• [DIRECTION] Would you retype all of these records exactly?

Data records:
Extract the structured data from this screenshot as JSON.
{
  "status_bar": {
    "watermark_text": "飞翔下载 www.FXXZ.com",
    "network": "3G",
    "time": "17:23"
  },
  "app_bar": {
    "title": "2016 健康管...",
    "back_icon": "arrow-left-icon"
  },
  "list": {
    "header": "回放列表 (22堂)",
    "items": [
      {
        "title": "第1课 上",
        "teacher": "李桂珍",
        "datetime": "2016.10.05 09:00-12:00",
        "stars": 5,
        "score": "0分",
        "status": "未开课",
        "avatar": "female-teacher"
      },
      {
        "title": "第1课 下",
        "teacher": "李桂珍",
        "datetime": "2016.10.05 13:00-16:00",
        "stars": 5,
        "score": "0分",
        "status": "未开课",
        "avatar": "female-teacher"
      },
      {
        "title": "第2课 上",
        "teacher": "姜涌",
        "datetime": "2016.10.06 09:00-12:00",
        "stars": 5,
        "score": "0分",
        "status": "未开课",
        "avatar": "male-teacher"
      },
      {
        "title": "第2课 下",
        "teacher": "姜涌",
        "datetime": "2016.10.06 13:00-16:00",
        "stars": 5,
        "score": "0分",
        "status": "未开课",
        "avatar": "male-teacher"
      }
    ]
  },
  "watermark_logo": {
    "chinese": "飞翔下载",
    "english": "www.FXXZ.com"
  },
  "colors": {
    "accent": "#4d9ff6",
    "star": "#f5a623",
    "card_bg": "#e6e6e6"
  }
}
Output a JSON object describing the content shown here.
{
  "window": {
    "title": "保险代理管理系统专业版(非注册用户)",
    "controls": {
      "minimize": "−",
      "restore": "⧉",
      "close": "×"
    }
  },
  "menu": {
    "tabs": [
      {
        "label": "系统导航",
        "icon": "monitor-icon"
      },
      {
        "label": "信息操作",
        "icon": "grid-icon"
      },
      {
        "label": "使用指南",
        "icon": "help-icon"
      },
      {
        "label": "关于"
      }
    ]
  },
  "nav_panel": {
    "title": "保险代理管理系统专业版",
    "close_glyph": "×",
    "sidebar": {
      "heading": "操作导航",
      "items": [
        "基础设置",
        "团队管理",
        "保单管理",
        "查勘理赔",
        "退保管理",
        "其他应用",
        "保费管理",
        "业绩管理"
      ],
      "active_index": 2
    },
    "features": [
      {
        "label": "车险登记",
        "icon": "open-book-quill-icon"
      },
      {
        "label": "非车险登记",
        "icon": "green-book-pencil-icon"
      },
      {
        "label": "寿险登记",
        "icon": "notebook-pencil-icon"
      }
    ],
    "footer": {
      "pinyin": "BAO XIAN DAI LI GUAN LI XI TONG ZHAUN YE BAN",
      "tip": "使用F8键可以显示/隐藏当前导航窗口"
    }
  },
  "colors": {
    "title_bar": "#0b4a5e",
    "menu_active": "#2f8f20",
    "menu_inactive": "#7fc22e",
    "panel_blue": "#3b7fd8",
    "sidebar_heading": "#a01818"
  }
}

• [TASK RESULT]
Extract the structured data from this screenshot as JSON.
{
  "status_bar": {
    "watermark_text": "飞翔下载 www.FXXZ.com",
    "network": "3G",
    "time": "17:23"
  },
  "app_bar": {
    "title": "2016 健康管...",
    "back_icon": "arrow-left-icon"
  },
  "list": {
    "header": "回放列表 (22堂)",
    "items": [
      {
        "title": "第1课 上",
        "teacher": "李桂珍",
        "datetime": "2016.10.05 09:00-12:00",
        "stars": 5,
        "score": "0分",
        "status": "未开课",
        "avatar": "female-teacher"
      },
      {
        "title": "第1课 下",
        "teacher": "李桂珍",
        "datetime": "2016.10.05 13:00-16:00",
        "stars": 5,
        "score": "0分",
        "status": "未开课",
        "avatar": "female-teacher"
      },
      {
        "title": "第2课 上",
        "teacher": "姜涌",
        "datetime": "2016.10.06 09:00-12:00",
        "stars": 5,
        "score": "0分",
        "status": "未开课",
        "avatar": "male-teacher"
      },
      {
        "title": "第2课 下",
        "teacher": "姜涌",
        "datetime": "2016.10.06 13:00-16:00",
        "stars": 5,
        "score": "0分",
        "status": "未开课",
        "avatar": "male-teacher"
      }
    ]
  },
  "watermark_logo": {
    "chinese": "飞翔下载",
    "english": "www.FXXZ.com"
  },
  "colors": {
    "accent": "#4d9ff6",
    "star": "#f5a623",
    "card_bg": "#e6e6e6"
  }
}
Output a JSON object describing the content shown here.
{
  "window": {
    "title": "保险代理管理系统专业版(非注册用户)",
    "controls": {
      "minimize": "−",
      "restore": "⧉",
      "close": "×"
    }
  },
  "menu": {
    "tabs": [
      {
        "label": "系统导航",
        "icon": "monitor-icon"
      },
      {
        "label": "信息操作",
        "icon": "grid-icon"
      },
      {
        "label": "使用指南",
        "icon": "help-icon"
      },
      {
        "label": "关于"
      }
    ]
  },
  "nav_panel": {
    "title": "保险代理管理系统专业版",
    "close_glyph": "×",
    "sidebar": {
      "heading": "操作导航",
      "items": [
        "基础设置",
        "团队管理",
        "保单管理",
        "查勘理赔",
        "退保管理",
        "其他应用",
        "保费管理",
        "业绩管理"
      ],
      "active_index": 2
    },
    "features": [
      {
        "label": "车险登记",
        "icon": "open-book-quill-icon"
      },
      {
        "label": "非车险登记",
        "icon": "green-book-pencil-icon"
      },
      {
        "label": "寿险登记",
        "icon": "notebook-pencil-icon"
      }
    ],
    "footer": {
      "pinyin": "BAO XIAN DAI LI GUAN LI XI TONG ZHAUN YE BAN",
      "tip": "使用F8键可以显示/隐藏当前导航窗口"
    }
  },
  "colors": {
    "title_bar": "#0b4a5e",
    "menu_active": "#2f8f20",
    "menu_inactive": "#7fc22e",
    "panel_blue": "#3b7fd8",
    "sidebar_heading": "#a01818"
  }
}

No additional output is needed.